**Work to complete**
Search the records below for the word "magyarországi" and show every line where it occurs.

**Records for processing**
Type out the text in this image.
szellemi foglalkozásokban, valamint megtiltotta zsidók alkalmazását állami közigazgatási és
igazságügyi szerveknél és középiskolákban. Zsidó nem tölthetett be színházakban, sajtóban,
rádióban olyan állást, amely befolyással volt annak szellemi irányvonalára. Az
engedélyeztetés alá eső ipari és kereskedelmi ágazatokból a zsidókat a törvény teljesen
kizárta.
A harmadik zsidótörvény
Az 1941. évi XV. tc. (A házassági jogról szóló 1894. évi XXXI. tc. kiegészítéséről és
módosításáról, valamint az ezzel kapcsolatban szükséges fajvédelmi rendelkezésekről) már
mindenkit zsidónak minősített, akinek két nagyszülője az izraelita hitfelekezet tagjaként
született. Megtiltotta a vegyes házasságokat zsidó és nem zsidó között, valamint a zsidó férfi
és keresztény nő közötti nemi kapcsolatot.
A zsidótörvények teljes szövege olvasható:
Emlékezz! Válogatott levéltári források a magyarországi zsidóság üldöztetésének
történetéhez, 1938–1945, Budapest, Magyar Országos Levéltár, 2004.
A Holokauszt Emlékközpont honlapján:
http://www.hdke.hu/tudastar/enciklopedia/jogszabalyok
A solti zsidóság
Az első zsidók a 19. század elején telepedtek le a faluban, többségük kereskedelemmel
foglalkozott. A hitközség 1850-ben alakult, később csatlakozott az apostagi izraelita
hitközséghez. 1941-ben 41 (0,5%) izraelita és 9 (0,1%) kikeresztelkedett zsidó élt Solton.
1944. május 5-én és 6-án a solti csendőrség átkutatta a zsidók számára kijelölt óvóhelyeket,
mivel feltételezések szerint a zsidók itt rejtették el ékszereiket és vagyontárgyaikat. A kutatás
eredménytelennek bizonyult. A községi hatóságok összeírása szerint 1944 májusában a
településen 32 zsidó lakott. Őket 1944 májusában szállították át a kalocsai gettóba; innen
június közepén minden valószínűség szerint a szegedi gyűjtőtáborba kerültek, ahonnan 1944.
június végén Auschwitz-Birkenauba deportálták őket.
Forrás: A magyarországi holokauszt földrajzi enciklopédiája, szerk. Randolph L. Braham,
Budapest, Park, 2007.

**Answer for the task**
Emlékezz! Válogatott levéltári források a magyarországi zsidóság üldöztetésének
Forrás: A magyarországi holokauszt földrajzi enciklopédiája, szerk. Randolph L. Braham,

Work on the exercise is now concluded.